Objetivo del ejercicio >>
Transcribe sin cambios las líneas del material que van de la que contiene "window-title: Watermark Image" a la que contiene "about-description: This programs", las dos incluidas.

Material a usar >>
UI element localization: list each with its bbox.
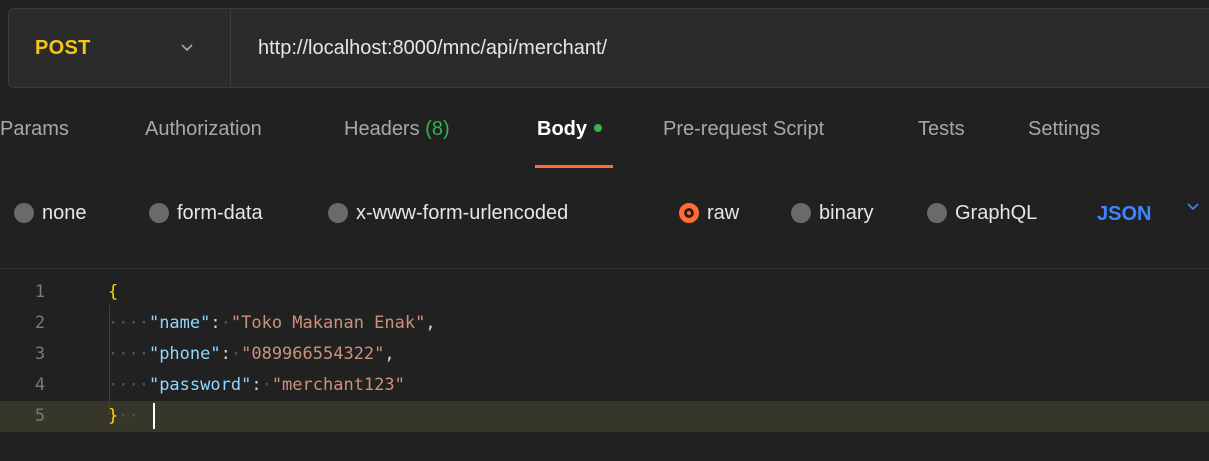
code-line: 3 ····"phone":·"089966554322", xyxy=(0,339,1209,370)
code-text: }·· xyxy=(108,401,155,432)
code-line-current: 5 }·· xyxy=(0,401,1209,432)
radio-circle-icon xyxy=(14,203,34,223)
text-cursor xyxy=(152,403,155,429)
request-url-bar: POST http://localhost:8000/mnc/api/merch… xyxy=(8,8,1209,88)
code-line: 4 ····"password":·"merchant123" xyxy=(0,370,1209,401)
tab-pre-request-script[interactable]: Pre-request Script xyxy=(663,118,824,141)
radio-circle-icon xyxy=(149,203,169,223)
tab-label: Authorization xyxy=(145,118,262,140)
body-status-dot xyxy=(594,123,602,132)
radio-label: GraphQL xyxy=(955,201,1038,224)
tab-headers[interactable]: Headers (8) xyxy=(344,118,450,141)
radio-selected-icon xyxy=(679,203,699,223)
code-text: ····"phone":·"089966554322", xyxy=(108,344,395,364)
line-number: 3 xyxy=(34,344,46,364)
tab-label: Headers xyxy=(344,118,420,140)
radio-label: form-data xyxy=(177,201,263,224)
postman-request-panel: POST http://localhost:8000/mnc/api/merch… xyxy=(0,0,1209,461)
json-value: "089966554322" xyxy=(241,344,385,364)
open-brace: { xyxy=(108,282,119,302)
body-code-editor[interactable]: 1 { 2 ····"name":·"Toko Makanan Enak", 3… xyxy=(0,274,1209,461)
tab-label: Tests xyxy=(918,118,965,140)
active-tab-indicator xyxy=(535,165,613,168)
code-line: 1 { xyxy=(0,277,1209,308)
chevron-down-icon xyxy=(181,44,193,52)
tab-tests[interactable]: Tests xyxy=(918,118,965,141)
tab-label: Pre-request Script xyxy=(663,118,825,140)
radio-circle-icon xyxy=(791,203,811,223)
tab-body[interactable]: Body xyxy=(537,118,602,141)
radio-circle-icon xyxy=(927,203,947,223)
method-label: POST xyxy=(35,36,91,59)
code-text: ····"name":·"Toko Makanan Enak", xyxy=(108,313,436,333)
line-number: 1 xyxy=(34,282,46,302)
tab-params[interactable]: Params xyxy=(0,118,69,141)
url-input[interactable]: http://localhost:8000/mnc/api/merchant/ xyxy=(258,37,607,60)
line-number: 5 xyxy=(34,406,46,426)
headers-count-badge: (8) xyxy=(425,118,450,140)
radio-x-www-form-urlencoded[interactable]: x-www-form-urlencoded xyxy=(328,195,568,231)
radio-label: x-www-form-urlencoded xyxy=(356,201,569,224)
radio-label: binary xyxy=(819,201,874,224)
code-text: { xyxy=(108,277,118,308)
tab-settings[interactable]: Settings xyxy=(1028,118,1100,141)
radio-binary[interactable]: binary xyxy=(791,195,873,231)
json-value: "merchant123" xyxy=(271,375,405,395)
radio-label: raw xyxy=(707,201,740,224)
json-key: "password" xyxy=(148,375,252,395)
tab-label: Params xyxy=(0,118,69,140)
radio-graphql[interactable]: GraphQL xyxy=(927,195,1037,231)
line-number: 4 xyxy=(34,375,46,395)
divider xyxy=(0,268,1209,269)
method-select[interactable]: POST xyxy=(9,9,231,87)
radio-circle-icon xyxy=(328,203,348,223)
tab-label: Settings xyxy=(1028,118,1101,140)
radio-form-data[interactable]: form-data xyxy=(149,195,263,231)
indent-guide xyxy=(109,305,110,415)
tab-label: Body xyxy=(537,118,587,140)
radio-none[interactable]: none xyxy=(14,195,87,231)
json-key: "name" xyxy=(148,313,211,333)
radio-label: none xyxy=(42,201,87,224)
radio-raw[interactable]: raw xyxy=(679,195,739,231)
tab-authorization[interactable]: Authorization xyxy=(145,118,262,141)
code-text: ····"password":·"merchant123" xyxy=(108,375,405,395)
chevron-down-icon[interactable] xyxy=(1186,200,1200,214)
format-select[interactable]: JSON xyxy=(1097,203,1151,226)
line-number: 2 xyxy=(34,313,46,333)
json-value: "Toko Makanan Enak" xyxy=(230,313,426,333)
json-key: "phone" xyxy=(148,344,221,364)
code-line: 2 ····"name":·"Toko Makanan Enak", xyxy=(0,308,1209,339)
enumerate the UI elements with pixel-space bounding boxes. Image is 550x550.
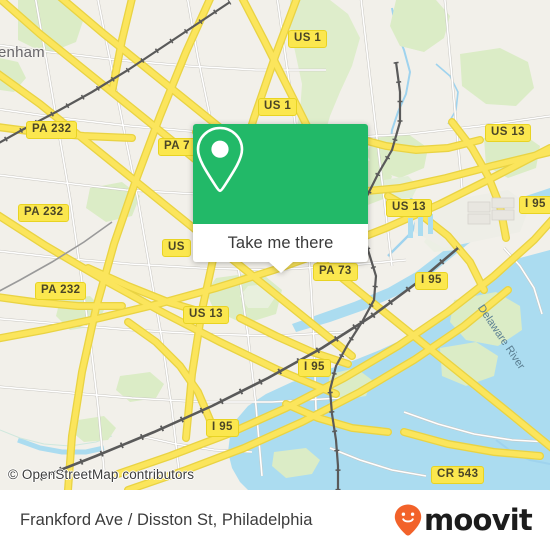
callout-action-panel[interactable]: Take me there xyxy=(193,224,368,273)
shield-pa-73-central[interactable]: PA 73 xyxy=(313,263,358,281)
callout-pin-panel xyxy=(193,124,368,224)
shield-i-95-far-east[interactable]: I 95 xyxy=(519,196,550,214)
moovit-wordmark: moovit xyxy=(424,503,533,537)
map-canvas[interactable]: enham Delaware River US 1 US 1 PA 232 PA… xyxy=(0,0,550,490)
shield-us-1-mid[interactable]: US 1 xyxy=(258,98,298,116)
osm-attribution[interactable]: © OpenStreetMap contributors xyxy=(8,467,194,482)
callout-tail-pointer xyxy=(268,262,293,273)
shield-pa-232-sw[interactable]: PA 232 xyxy=(35,282,87,300)
shield-pa-73-north[interactable]: PA 7 xyxy=(158,138,196,156)
shield-i-95-east[interactable]: I 95 xyxy=(415,272,448,290)
footer-bar: Frankford Ave / Disston St, Philadelphia… xyxy=(0,490,550,550)
location-callout-card[interactable]: Take me there xyxy=(193,124,368,273)
shield-us-13-central[interactable]: US 13 xyxy=(183,306,229,324)
shield-us-1-north[interactable]: US 1 xyxy=(288,30,328,48)
place-label-cheltenham: enham xyxy=(0,44,45,61)
shield-pa-232-west[interactable]: PA 232 xyxy=(18,204,70,222)
shield-i-95-mid[interactable]: I 95 xyxy=(298,359,331,377)
shield-i-95-southwest[interactable]: I 95 xyxy=(206,419,239,437)
map-pin-icon xyxy=(196,126,244,193)
map-screenshot-root: enham Delaware River US 1 US 1 PA 232 PA… xyxy=(0,0,550,550)
shield-us-partial[interactable]: US xyxy=(162,239,191,257)
moovit-pin-logo-icon xyxy=(394,504,422,536)
location-title: Frankford Ave / Disston St, Philadelphia xyxy=(20,510,313,529)
shield-us-13-ne[interactable]: US 13 xyxy=(485,124,531,142)
shield-us-13-east[interactable]: US 13 xyxy=(386,199,432,217)
shield-pa-232-nw[interactable]: PA 232 xyxy=(26,121,78,139)
shield-cr-543[interactable]: CR 543 xyxy=(431,466,485,484)
moovit-brand[interactable]: moovit xyxy=(393,503,533,537)
take-me-there-label: Take me there xyxy=(227,233,334,252)
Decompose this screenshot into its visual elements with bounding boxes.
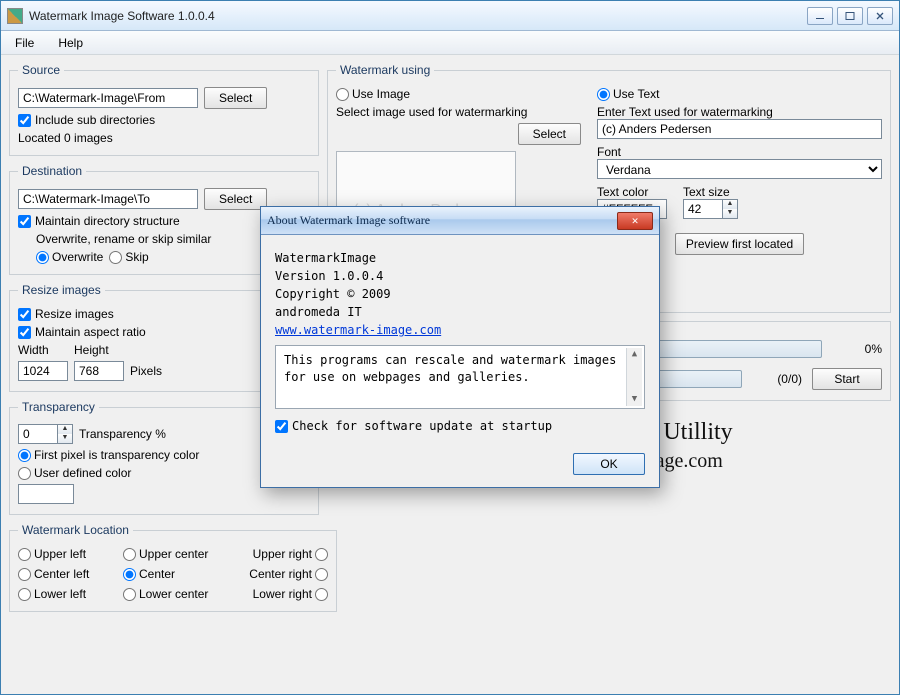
window-title: Watermark Image Software 1.0.0.4 <box>29 9 807 23</box>
check-update-label: Check for software update at startup <box>292 419 552 433</box>
font-select[interactable]: Verdana <box>597 159 882 179</box>
resize-legend: Resize images <box>18 283 105 297</box>
about-description: This programs can rescale and watermark … <box>284 353 616 384</box>
dest-select-button[interactable]: Select <box>204 188 267 210</box>
about-title: About Watermark Image software <box>267 213 617 228</box>
source-select-button[interactable]: Select <box>204 87 267 109</box>
about-version: Version 1.0.0.4 <box>275 269 645 283</box>
maintain-structure-label: Maintain directory structure <box>35 214 180 228</box>
include-sub-label: Include sub directories <box>35 113 155 127</box>
menu-help[interactable]: Help <box>52 34 89 52</box>
loc-uc-radio[interactable]: Upper center <box>123 547 233 561</box>
dest-path-input[interactable] <box>18 189 198 209</box>
loc-ul-radio[interactable]: Upper left <box>18 547 123 561</box>
start-button[interactable]: Start <box>812 368 882 390</box>
titlebar[interactable]: Watermark Image Software 1.0.0.4 <box>1 1 899 31</box>
text-size-input[interactable] <box>683 199 723 219</box>
include-sub-checkbox[interactable]: Include sub directories <box>18 113 310 127</box>
watermark-text-input[interactable] <box>597 119 882 139</box>
menu-file[interactable]: File <box>9 34 40 52</box>
about-description-box[interactable]: This programs can rescale and watermark … <box>275 345 645 409</box>
watermark-using-legend: Watermark using <box>336 63 434 77</box>
use-text-radio[interactable]: Use Text <box>597 87 659 101</box>
text-size-label: Text size <box>683 185 738 199</box>
minimize-button[interactable] <box>807 7 833 25</box>
source-legend: Source <box>18 63 64 77</box>
preview-first-located-button[interactable]: Preview first located <box>675 233 804 255</box>
enter-text-label: Enter Text used for watermarking <box>597 105 882 119</box>
check-update-checkbox[interactable]: Check for software update at startup <box>275 419 645 433</box>
check-update-input[interactable] <box>275 420 288 433</box>
located-status: Located 0 images <box>18 131 310 145</box>
height-label: Height <box>74 343 124 357</box>
transparency-legend: Transparency <box>18 400 99 414</box>
progress-count: (0/0) <box>752 372 802 386</box>
about-close-button[interactable]: ✕ <box>617 212 653 230</box>
menubar: File Help <box>1 31 899 55</box>
spinner-down-icon[interactable]: ▼ <box>58 434 72 443</box>
maintain-structure-input[interactable] <box>18 215 31 228</box>
transparency-pct-label: Transparency % <box>79 427 166 441</box>
transparency-input[interactable] <box>18 424 58 444</box>
use-image-radio[interactable]: Use Image <box>336 87 591 101</box>
transparency-spinner[interactable]: ▲▼ <box>18 424 73 444</box>
about-link[interactable]: www.watermark-image.com <box>275 323 441 337</box>
about-body: WatermarkImage Version 1.0.0.4 Copyright… <box>261 235 659 443</box>
spinner-up-icon[interactable]: ▲ <box>723 200 737 209</box>
color-swatch[interactable] <box>18 484 74 504</box>
loc-ur-radio[interactable]: Upper right <box>233 547 328 561</box>
about-ok-button[interactable]: OK <box>573 453 645 475</box>
text-color-label: Text color <box>597 185 667 199</box>
app-icon <box>7 8 23 24</box>
destination-legend: Destination <box>18 164 86 178</box>
spinner-up-icon[interactable]: ▲ <box>58 425 72 434</box>
loc-cc-radio[interactable]: Center <box>123 567 233 581</box>
about-copyright: Copyright © 2009 <box>275 287 645 301</box>
width-input[interactable] <box>18 361 68 381</box>
scrollbar[interactable]: ▲▼ <box>626 348 642 406</box>
loc-cr-radio[interactable]: Center right <box>233 567 328 581</box>
window-controls <box>807 7 893 25</box>
pixels-label: Pixels <box>130 364 162 378</box>
maximize-button[interactable] <box>837 7 863 25</box>
select-image-button[interactable]: Select <box>518 123 581 145</box>
scroll-down-icon[interactable]: ▼ <box>632 393 637 406</box>
text-size-spinner[interactable]: ▲▼ <box>683 199 738 219</box>
close-button[interactable] <box>867 7 893 25</box>
source-path-input[interactable] <box>18 88 198 108</box>
about-app-name: WatermarkImage <box>275 251 645 265</box>
include-sub-input[interactable] <box>18 114 31 127</box>
progress-percent: 0% <box>832 342 882 356</box>
font-label: Font <box>597 145 882 159</box>
select-image-label: Select image used for watermarking <box>336 105 591 119</box>
about-company: andromeda IT <box>275 305 645 319</box>
loc-lc-radio[interactable]: Lower center <box>123 587 233 601</box>
location-group: Watermark Location Upper left Upper cent… <box>9 523 337 612</box>
about-titlebar[interactable]: About Watermark Image software ✕ <box>261 207 659 235</box>
skip-radio[interactable]: Skip <box>109 250 148 264</box>
loc-cl-radio[interactable]: Center left <box>18 567 123 581</box>
overwrite-radio[interactable]: Overwrite <box>36 250 103 264</box>
source-group: Source Select Include sub directories Lo… <box>9 63 319 156</box>
scroll-up-icon[interactable]: ▲ <box>632 348 637 361</box>
spinner-down-icon[interactable]: ▼ <box>723 209 737 218</box>
height-input[interactable] <box>74 361 124 381</box>
about-dialog: About Watermark Image software ✕ Waterma… <box>260 206 660 488</box>
loc-ll-radio[interactable]: Lower left <box>18 587 123 601</box>
width-label: Width <box>18 343 68 357</box>
location-legend: Watermark Location <box>18 523 133 537</box>
loc-lr-radio[interactable]: Lower right <box>233 587 328 601</box>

El resultado >>
window-title: Watermark Image Software 1.0.0.4 <box>29 9 807 23</box>
check-update-label: Check for software update at startup <box>292 419 552 433</box>
font-select[interactable]: Verdana <box>597 159 882 179</box>
resize-legend: Resize images <box>18 283 105 297</box>
about-description: This programs can rescale and watermark … <box>284 353 616 384</box>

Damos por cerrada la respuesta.